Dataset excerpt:
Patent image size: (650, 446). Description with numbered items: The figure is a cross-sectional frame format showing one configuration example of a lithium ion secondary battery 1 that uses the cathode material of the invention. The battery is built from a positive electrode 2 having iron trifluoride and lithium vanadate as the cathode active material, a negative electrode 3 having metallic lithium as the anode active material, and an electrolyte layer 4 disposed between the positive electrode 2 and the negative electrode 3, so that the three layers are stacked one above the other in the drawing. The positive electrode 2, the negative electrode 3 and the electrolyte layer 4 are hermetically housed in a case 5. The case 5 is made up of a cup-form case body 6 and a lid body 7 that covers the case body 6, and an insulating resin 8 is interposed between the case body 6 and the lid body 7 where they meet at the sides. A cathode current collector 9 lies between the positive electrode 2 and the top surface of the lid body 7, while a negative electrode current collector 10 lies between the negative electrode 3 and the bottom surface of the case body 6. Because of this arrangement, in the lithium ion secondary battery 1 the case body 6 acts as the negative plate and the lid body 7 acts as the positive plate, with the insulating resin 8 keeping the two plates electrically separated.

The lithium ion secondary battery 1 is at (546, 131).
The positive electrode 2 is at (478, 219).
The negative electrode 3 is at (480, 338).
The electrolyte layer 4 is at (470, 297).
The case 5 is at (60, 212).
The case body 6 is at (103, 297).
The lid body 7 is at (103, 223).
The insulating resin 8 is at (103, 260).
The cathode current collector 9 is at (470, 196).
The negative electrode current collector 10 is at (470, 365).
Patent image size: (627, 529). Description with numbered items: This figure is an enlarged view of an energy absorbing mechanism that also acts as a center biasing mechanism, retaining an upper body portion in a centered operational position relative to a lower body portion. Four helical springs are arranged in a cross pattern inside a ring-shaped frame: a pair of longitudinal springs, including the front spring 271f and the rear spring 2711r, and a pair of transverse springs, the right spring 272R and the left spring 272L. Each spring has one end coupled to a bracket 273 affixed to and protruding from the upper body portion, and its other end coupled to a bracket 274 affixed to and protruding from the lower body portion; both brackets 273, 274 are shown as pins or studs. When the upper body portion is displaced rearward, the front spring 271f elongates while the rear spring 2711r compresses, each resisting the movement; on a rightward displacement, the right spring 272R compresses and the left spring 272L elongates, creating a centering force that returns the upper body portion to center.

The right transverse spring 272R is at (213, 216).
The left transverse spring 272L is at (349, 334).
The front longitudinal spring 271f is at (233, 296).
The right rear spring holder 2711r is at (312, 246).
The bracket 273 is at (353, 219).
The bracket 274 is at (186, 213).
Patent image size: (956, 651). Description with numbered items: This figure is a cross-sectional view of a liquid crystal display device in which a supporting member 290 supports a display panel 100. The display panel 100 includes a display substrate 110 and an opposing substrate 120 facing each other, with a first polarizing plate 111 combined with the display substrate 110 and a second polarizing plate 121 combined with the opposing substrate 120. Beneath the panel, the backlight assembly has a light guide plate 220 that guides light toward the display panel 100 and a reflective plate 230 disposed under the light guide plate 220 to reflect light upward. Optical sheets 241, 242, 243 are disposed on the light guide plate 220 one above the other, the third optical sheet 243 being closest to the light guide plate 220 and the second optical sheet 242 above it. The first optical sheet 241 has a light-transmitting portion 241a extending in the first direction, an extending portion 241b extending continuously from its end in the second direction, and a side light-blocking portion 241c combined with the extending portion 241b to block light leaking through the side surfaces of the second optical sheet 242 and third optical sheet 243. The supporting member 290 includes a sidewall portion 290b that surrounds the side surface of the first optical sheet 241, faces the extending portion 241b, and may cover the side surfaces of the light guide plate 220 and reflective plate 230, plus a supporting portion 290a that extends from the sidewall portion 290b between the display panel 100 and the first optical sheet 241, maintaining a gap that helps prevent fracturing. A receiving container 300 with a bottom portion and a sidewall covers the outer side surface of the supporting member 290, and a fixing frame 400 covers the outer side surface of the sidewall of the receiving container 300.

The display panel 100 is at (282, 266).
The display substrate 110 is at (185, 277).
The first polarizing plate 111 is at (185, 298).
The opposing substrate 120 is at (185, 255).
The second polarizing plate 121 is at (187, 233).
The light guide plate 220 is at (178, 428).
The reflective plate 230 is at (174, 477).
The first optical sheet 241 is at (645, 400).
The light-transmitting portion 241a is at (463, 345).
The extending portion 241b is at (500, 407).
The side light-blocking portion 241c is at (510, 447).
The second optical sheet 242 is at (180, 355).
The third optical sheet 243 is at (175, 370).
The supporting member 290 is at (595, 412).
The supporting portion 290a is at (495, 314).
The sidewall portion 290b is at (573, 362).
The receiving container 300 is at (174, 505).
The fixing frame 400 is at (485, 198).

* **Stated goal**:
Repeat the lines above word for word, beginning at the line that contains "Patent image size: (627, 529)." and stopping after the line that contains "The right transverse".

* **Response for this exercise**:
Patent image size: (627, 529). Description with numbered items: This figure is an enlarged view of an energy absorbing mechanism that also acts as a center biasing mechanism, retaining an upper body portion in a centered operational position relative to a lower body portion. Four helical springs are arranged in a cross pattern inside a ring-shaped frame: a pair of longitudinal springs, including the front spring 271f and the rear spring 2711r, and a pair of transverse springs, the right spring 272R and the left spring 272L. Each spring has one end coupled to a bracket 273 affixed to and protruding from the upper body portion, and its other end coupled to a bracket 274 affixed to and protruding from the lower body portion; both brackets 273, 274 are shown as pins or studs. When the upper body portion is displaced rearward, the front spring 271f elongates while the rear spring 2711r compresses, each resisting the movement; on a rightward displacement, the right spring 272R compresses and the left spring 272L elongates, creating a centering force that returns the upper body portion to center.

The right transverse spring 272R is at (213, 216).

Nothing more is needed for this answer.